-- Start of Exercise material --

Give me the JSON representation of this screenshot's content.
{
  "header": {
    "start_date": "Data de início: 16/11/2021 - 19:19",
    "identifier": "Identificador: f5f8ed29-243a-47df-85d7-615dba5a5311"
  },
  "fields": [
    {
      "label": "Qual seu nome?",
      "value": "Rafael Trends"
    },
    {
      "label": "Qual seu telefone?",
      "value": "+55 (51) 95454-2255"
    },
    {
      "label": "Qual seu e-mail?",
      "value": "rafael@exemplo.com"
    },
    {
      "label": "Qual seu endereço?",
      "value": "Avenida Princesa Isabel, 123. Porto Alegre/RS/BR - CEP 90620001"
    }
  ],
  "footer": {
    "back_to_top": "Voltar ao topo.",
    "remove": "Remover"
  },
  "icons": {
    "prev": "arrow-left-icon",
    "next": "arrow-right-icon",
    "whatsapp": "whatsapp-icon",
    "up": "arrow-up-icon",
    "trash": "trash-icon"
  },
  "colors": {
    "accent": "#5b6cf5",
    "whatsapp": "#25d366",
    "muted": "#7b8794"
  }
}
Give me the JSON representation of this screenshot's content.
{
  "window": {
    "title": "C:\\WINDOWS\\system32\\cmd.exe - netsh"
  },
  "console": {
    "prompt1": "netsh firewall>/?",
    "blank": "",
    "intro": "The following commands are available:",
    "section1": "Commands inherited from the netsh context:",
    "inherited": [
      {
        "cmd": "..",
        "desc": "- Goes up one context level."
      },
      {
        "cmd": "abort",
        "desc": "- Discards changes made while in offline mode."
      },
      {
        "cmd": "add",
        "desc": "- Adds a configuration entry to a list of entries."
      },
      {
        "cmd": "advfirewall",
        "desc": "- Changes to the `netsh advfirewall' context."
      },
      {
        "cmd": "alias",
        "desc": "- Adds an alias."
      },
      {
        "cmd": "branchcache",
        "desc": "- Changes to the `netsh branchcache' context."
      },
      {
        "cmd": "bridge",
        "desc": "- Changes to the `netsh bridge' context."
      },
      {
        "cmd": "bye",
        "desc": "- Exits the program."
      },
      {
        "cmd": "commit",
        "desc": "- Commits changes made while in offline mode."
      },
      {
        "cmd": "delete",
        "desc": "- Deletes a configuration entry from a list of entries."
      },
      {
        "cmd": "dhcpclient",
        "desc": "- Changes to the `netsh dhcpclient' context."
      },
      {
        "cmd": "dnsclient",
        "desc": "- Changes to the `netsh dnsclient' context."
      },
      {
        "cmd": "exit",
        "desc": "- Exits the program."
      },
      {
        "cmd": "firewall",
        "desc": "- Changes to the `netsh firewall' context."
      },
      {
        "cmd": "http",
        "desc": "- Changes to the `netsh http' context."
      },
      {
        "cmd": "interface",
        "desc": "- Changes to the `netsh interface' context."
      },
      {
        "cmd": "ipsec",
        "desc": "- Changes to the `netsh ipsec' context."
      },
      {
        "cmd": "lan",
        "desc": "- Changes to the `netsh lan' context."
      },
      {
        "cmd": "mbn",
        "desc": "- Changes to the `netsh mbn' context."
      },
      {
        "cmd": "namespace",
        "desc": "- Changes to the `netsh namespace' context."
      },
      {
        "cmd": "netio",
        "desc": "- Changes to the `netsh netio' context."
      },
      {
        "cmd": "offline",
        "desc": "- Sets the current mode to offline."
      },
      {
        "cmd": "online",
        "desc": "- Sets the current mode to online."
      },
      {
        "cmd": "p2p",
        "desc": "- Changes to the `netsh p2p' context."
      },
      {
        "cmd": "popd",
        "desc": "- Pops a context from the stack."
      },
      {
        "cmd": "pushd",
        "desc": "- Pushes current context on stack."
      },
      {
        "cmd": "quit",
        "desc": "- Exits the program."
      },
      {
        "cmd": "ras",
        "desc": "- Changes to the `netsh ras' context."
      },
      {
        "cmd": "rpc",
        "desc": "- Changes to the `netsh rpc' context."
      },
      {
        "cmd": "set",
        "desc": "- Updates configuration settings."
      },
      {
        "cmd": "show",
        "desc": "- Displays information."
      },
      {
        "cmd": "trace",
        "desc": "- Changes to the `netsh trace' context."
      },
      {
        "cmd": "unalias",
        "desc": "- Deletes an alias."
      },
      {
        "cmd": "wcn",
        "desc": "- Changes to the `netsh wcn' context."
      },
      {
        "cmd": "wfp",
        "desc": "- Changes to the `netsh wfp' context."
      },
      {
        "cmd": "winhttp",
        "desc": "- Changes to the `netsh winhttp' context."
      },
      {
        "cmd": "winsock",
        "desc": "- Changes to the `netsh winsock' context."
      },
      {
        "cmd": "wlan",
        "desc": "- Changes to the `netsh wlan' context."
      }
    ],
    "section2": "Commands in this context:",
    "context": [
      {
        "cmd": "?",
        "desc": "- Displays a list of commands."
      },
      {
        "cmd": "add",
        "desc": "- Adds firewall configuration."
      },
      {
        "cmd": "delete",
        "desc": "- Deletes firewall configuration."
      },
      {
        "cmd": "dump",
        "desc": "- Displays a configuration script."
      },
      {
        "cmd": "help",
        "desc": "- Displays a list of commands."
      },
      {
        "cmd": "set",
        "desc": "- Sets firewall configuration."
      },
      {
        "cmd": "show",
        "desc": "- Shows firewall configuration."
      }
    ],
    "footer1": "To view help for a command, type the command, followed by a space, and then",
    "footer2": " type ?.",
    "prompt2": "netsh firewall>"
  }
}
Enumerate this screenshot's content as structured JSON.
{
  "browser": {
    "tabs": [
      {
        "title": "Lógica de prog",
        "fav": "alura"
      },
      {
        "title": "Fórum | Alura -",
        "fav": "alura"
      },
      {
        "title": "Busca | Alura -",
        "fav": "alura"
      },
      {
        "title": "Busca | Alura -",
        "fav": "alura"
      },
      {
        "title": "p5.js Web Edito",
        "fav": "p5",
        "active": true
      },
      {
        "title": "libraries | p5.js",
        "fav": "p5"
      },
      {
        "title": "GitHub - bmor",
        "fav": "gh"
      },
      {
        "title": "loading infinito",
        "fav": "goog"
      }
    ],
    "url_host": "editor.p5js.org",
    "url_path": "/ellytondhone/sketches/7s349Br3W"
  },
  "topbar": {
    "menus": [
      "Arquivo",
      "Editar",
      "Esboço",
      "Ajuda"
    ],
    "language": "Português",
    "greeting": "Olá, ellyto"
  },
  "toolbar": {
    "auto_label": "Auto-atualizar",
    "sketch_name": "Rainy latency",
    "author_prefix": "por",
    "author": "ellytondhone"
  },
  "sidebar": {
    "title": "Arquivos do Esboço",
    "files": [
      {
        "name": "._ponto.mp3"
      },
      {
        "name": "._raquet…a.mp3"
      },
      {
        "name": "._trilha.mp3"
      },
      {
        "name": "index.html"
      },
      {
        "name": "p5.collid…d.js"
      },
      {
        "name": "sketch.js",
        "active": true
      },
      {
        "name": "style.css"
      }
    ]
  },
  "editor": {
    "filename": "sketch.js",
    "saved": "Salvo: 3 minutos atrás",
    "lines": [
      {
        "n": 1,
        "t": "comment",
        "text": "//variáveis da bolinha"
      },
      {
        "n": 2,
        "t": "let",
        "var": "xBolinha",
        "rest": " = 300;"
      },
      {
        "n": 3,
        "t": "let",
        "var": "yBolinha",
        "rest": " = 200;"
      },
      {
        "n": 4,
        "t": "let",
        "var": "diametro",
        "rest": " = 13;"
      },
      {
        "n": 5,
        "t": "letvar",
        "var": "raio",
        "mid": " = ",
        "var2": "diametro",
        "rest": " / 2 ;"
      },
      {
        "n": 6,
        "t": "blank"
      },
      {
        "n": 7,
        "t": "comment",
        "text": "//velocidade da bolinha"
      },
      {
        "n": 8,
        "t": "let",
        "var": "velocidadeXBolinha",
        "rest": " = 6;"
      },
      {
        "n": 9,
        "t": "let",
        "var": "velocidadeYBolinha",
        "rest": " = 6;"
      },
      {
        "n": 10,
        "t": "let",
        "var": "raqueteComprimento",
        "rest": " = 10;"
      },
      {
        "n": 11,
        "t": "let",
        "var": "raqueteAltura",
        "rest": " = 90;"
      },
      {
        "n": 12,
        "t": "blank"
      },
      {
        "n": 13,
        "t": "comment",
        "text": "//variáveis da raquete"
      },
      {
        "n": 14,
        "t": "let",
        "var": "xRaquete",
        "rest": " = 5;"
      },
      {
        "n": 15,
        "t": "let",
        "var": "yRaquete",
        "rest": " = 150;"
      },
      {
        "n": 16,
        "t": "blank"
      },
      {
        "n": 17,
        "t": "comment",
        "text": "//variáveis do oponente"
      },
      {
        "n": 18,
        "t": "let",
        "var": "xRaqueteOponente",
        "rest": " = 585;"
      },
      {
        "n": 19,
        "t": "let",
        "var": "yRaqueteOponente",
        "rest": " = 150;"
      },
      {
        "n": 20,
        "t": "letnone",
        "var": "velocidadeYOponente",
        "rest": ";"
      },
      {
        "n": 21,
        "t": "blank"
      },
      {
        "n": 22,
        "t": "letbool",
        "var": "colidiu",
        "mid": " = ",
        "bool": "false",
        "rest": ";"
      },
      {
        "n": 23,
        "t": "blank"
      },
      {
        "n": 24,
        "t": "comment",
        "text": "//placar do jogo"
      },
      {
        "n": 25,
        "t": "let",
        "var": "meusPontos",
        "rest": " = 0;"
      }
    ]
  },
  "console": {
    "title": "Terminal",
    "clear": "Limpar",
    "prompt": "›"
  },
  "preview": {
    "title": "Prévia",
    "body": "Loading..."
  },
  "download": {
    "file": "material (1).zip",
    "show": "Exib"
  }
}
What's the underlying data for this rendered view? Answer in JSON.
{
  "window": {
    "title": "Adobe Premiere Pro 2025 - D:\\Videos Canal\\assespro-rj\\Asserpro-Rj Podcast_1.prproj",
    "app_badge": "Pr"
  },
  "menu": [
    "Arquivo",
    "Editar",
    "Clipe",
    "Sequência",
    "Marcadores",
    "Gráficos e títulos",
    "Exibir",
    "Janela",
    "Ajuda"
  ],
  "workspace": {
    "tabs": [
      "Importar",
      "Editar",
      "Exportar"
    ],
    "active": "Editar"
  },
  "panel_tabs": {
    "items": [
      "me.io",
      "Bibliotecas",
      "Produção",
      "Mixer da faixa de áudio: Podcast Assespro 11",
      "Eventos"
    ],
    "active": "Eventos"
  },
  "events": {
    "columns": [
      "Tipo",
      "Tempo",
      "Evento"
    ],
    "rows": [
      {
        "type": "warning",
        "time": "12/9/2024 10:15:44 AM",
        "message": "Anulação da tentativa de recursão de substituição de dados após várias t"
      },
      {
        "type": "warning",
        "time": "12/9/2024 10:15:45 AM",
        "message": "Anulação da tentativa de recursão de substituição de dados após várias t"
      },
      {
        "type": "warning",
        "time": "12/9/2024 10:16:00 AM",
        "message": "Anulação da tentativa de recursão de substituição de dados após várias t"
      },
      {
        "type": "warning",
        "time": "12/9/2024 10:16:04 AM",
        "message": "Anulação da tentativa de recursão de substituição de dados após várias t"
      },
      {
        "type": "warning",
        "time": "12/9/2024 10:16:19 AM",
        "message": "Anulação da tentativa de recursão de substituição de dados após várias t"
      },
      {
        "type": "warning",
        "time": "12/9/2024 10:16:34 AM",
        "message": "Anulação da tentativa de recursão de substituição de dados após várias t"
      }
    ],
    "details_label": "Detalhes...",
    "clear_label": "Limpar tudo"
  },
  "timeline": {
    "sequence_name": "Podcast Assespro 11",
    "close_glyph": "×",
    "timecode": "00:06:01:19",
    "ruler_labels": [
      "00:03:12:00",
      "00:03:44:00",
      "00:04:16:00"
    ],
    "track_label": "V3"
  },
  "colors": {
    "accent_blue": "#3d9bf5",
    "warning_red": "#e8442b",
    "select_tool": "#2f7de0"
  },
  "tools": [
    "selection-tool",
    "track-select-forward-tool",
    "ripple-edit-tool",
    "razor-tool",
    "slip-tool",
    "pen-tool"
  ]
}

-- End of Exercise material --

Set task ::
Locate the word "Adds" in the data above. Copy every line carrying it.

Solution for this problem ::
        "desc": "- Adds a configuration entry to a list of entries."
        "desc": "- Adds an alias."
        "desc": "- Adds firewall configuration."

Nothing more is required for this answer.